##### Provided text

Picking out a headstone for Todd took me 2 1/2 years. But, I bought a house 6 months after Todd died even though there’s an unwritten rule that widows shouldn’t make any important decisions for at least a year after losing a spouse. I moved because it was what I needed to do.

4. Talk to yourself like you would a best friend. A wise person once told me, “We don’t talk to our best friends the way we talk to ourselves, but we should.” If you got out of bed today, put on clothes, and remembered to eat, that’s wonderful. If you only got out of bed for a few hours, that’s an accomplishment, too.

5. But, really, showering and putting on clean clothes did work wonders for my spirits. So did inventing a few tasks to do every day: a load of laundry, vacuuming, cooking something. Going to any store was overwhelming for me for months, but once I was able to go in for an item or two, that trip became an accomplishment. Actually, it still is.

##########

» **Required action**
Set down, word for word, everything in the passage on life after losing a spouse from "Picking out a" down to "needed to do.".

##### Dataset entries

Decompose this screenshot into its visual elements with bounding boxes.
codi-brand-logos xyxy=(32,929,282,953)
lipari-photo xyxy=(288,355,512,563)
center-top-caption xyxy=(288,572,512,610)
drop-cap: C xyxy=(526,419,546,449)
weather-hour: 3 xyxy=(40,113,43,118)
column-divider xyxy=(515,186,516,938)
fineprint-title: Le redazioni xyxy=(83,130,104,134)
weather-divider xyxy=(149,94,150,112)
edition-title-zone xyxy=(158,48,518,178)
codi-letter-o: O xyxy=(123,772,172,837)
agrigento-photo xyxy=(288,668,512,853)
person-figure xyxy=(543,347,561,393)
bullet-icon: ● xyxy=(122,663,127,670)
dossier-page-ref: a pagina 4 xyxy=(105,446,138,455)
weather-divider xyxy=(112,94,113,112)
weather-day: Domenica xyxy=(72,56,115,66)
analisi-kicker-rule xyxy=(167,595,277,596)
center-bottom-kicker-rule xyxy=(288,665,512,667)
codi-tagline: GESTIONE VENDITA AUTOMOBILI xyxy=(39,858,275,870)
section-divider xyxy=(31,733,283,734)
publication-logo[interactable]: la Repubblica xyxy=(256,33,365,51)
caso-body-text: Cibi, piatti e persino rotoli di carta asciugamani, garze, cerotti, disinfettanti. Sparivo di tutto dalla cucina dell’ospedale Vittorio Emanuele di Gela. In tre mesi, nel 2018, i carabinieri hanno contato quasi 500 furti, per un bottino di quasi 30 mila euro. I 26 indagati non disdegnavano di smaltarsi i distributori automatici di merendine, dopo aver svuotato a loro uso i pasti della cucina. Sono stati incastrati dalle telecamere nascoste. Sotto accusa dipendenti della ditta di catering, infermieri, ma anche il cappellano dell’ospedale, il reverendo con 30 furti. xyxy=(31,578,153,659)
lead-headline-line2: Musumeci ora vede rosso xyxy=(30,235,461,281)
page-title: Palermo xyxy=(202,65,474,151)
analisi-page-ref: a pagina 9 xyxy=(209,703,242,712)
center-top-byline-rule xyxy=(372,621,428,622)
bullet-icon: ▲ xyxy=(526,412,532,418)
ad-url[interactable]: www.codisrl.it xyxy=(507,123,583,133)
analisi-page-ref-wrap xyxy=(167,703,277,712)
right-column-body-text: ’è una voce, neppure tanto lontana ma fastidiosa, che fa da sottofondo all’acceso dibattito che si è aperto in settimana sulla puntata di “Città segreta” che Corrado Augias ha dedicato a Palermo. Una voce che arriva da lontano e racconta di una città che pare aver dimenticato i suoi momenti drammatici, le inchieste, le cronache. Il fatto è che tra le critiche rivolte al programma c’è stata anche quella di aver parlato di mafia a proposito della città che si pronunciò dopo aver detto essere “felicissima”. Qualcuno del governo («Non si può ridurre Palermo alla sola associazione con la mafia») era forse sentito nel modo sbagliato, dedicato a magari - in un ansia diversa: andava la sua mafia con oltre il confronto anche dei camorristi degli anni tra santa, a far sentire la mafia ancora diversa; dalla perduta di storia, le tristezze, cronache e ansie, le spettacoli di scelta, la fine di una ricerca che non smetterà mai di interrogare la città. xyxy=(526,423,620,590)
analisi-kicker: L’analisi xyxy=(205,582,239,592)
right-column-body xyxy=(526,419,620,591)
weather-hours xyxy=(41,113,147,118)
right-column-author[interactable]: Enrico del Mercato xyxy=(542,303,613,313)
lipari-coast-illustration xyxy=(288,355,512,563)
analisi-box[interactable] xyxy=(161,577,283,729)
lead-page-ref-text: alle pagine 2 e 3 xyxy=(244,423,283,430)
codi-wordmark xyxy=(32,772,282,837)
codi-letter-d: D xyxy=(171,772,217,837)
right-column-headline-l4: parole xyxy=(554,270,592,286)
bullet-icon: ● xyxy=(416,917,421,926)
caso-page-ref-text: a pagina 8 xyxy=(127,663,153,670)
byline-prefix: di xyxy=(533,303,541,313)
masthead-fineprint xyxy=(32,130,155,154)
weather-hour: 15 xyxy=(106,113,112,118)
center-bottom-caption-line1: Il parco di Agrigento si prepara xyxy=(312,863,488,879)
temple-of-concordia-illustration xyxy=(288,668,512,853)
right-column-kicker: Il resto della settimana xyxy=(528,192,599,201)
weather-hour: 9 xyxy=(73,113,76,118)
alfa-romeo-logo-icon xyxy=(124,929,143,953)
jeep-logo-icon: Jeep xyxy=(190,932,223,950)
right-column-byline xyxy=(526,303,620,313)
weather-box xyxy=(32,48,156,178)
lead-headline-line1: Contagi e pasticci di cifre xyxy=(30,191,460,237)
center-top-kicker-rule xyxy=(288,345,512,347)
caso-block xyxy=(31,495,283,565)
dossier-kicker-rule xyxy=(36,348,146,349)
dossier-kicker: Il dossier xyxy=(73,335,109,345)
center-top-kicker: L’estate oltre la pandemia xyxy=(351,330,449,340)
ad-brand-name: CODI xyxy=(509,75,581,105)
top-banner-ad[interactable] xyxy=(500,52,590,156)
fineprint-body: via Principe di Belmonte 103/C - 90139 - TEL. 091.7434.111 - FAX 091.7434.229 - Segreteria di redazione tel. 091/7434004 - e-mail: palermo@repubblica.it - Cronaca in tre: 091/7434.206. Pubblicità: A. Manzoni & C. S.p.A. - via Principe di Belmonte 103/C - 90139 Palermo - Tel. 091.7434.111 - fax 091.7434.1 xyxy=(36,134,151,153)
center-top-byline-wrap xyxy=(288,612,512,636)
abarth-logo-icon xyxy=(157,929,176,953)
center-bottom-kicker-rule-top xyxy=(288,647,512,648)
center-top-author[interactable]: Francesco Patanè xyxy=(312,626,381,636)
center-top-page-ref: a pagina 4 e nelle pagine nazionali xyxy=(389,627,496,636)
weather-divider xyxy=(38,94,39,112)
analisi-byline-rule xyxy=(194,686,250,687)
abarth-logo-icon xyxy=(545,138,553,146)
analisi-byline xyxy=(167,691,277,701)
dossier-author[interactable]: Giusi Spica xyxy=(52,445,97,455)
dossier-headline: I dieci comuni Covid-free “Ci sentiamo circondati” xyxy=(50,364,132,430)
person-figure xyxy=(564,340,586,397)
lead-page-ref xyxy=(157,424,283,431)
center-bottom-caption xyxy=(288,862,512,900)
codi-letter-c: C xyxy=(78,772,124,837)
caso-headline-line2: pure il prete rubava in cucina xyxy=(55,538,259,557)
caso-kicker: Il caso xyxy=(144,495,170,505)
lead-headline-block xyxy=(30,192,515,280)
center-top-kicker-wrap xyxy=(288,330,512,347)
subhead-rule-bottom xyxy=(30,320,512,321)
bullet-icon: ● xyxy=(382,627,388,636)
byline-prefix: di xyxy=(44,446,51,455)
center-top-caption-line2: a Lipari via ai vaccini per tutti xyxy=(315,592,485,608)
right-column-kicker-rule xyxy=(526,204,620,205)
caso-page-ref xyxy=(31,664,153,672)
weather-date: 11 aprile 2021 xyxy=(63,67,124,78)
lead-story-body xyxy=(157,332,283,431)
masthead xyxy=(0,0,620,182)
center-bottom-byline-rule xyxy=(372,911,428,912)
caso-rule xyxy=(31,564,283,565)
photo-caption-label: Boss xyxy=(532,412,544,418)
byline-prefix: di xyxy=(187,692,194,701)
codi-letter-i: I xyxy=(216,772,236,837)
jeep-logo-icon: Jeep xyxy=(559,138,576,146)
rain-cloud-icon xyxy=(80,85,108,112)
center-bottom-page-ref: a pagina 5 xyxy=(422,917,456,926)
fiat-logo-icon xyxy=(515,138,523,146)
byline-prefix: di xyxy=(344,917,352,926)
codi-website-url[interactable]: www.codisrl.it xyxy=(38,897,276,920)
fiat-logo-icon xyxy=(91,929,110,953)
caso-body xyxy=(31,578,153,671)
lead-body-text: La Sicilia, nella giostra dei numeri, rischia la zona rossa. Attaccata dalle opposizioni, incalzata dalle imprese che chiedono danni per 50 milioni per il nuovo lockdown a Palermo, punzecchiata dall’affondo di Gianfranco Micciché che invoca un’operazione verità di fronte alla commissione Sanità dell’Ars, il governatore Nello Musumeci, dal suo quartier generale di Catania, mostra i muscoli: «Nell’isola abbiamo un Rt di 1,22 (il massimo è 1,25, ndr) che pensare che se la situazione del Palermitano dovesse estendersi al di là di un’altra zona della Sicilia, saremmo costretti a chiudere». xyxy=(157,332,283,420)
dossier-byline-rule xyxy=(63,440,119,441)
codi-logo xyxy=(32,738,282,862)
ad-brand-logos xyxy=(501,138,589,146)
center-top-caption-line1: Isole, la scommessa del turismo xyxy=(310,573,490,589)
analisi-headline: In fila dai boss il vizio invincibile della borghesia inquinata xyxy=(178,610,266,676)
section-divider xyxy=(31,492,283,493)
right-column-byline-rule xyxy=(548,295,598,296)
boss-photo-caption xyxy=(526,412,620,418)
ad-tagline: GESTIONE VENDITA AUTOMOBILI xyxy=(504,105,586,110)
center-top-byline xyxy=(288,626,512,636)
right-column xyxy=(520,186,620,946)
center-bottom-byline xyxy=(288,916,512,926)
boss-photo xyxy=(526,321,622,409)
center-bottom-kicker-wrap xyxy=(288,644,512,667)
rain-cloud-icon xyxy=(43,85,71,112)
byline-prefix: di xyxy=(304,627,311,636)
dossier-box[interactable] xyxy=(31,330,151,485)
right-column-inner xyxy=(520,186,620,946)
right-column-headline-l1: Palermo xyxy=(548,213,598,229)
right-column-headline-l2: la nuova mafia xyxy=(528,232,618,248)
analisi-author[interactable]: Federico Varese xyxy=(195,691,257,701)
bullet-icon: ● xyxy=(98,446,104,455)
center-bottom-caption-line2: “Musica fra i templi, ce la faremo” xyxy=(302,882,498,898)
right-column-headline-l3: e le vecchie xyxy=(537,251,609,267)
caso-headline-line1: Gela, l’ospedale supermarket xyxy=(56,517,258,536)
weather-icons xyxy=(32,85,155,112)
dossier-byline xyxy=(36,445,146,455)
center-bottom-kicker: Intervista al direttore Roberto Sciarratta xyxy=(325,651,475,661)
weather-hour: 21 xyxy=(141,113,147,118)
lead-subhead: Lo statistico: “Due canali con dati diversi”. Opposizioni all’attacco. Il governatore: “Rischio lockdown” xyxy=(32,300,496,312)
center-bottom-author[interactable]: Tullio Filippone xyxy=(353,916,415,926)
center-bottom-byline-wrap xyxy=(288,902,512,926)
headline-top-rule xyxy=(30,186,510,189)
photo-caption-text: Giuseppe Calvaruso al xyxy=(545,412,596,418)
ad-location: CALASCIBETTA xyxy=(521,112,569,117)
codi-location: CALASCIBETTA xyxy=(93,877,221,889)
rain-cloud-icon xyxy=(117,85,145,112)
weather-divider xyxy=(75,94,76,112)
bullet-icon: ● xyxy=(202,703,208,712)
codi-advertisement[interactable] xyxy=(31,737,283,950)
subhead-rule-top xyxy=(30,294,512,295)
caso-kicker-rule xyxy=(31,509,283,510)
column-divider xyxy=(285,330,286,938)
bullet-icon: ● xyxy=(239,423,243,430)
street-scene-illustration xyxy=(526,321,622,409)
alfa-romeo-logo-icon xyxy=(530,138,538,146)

##########

» **Exercise response**
Picking out a headstone for Todd took me 2 1/2 years. But, I bought a house 6 months after Todd died even though there’s an unwritten rule that widows shouldn’t make any important decisions for at least a year after losing a spouse. I moved because it was what I needed to do.